### PROBLEM SET:
1. Answer these from the thread on per-item logging with multiprocessing.Pool, marking each answer with its letter:
(a) What string should each log file contain?
(b) Which two Pool arguments end up being passed to Process(target) and Process(args)?
(c) Which logging level does the answer's main block pass through initargs?
2. Write out, word for word, the passage of the thread on per-item logging with multiprocessing.Pool starting with "for creating new" and going on through "logger = _init_logger(file_id=x)".
### TEXT PROVIDED ###
I am using multiprocessing.Pool
to run a number of independent tasks in parallel. Not so much different from the basic example in the python docs:
from multiprocessing import Pool
def f(x):
return x*x
if __name__ == '__main__':
with Pool(5) as p:
print(p.map(f, [1, 2, 3]))
I would like each item to log to a separate file. I log various info from other modules in my codebase and some third-party packages (none of them is multiprocessing aware). So, for example, I would like this:
import logging
from multiprocessing import Pool
def logOnDisk(x):
logging.info("hello world")
if __name__ == '__main__':
with Pool() as p:
p.map(logOnDisk, ["ping", "pong", "foo", "bar"])
to write on disk:
ping.log
pong.log
foo.log
bar.log
Each file should contain the string "hello world". How do I achieve this?
To use a separate logfile for every processed item (of the iterable you pass to pool.map()
) from inside the workers, nothing multiprocessing-specific is really needed. But you can
can use Pool's initializer()
to set up the root-loggers inside the workers and store some meta-data for logging. Under the hood the arguments to Pool(initializer)
and Pool(initargs)
end up being passed to Process(target)
and Process(args)
for creating new worker-processes.
Then you only have to exchange the Filehandler
for every item processed with log_on_disk()
inside the workers.
import logging
import multiprocessing as mp
def log_on_disk(x):
logger = _init_logger(file_id=x)
logger.info(f"hello world")
def _init_logging(level=logging.INFO, mode='a'):
fmt = logging.Formatter(
'%(asctime)s %(processName)-10s %(name)s %(levelname)-8s --- %(message)s'
)
logger = logging.getLogger()
logger.setLevel(level)
globals()['_log_meta'] = {'mode': mode, 'fmt': fmt}
def _init_logger(file_id):
logger = logging.getLogger()
logger.handlers = [] # remove all handlers
fh = logging.FileHandler(f"{file_id}.log", mode=_log_meta['mode'])
fh.setFormatter(_log_meta['fmt'])
logger.addHandler(fh)
return logger
if __name__ == '__main__':
with mp.Pool(5, initializer=_init_logging, initargs=(logging.DEBUG,)) as pool:
pool.map(log_on_disk, ["ping", "pong", "foo", "bar"])
### SUPPLIED INFORMATION ###
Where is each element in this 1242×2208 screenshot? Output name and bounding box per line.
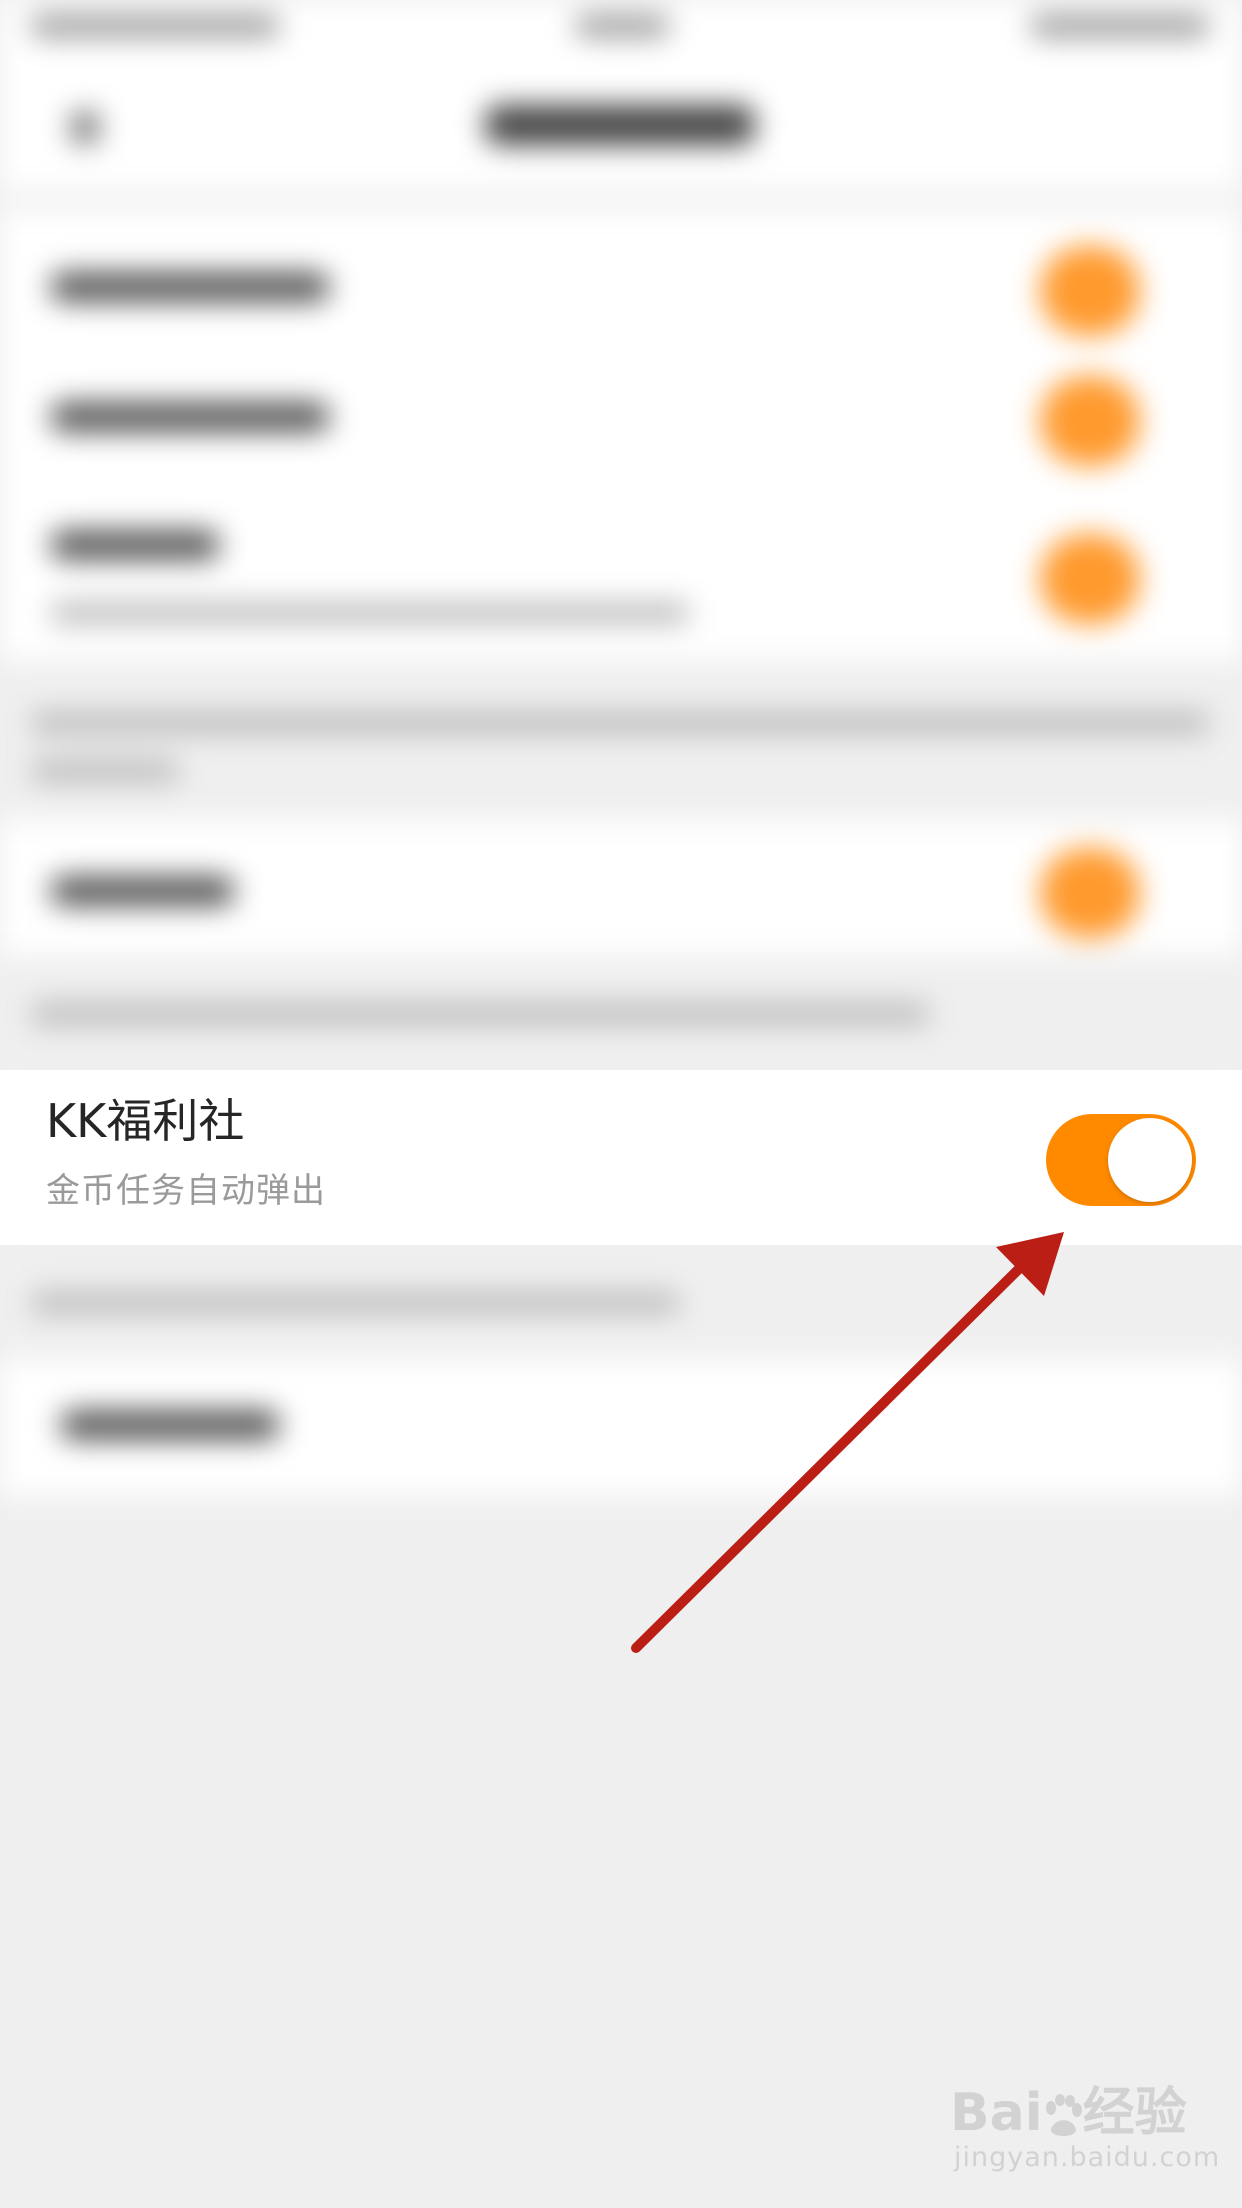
###
### REPLIES:
1.
(a) "hello world"
(b) Pool(initializer) and Pool(initargs)
(c) logging.DEBUG

2.
for creating new worker-processes.
Then you only have to exchange the Filehandler
for every item processed with log_on_disk()
inside the workers.
import logging
import multiprocessing as mp
def log_on_disk(x):
logger = _init_logger(file_id=x)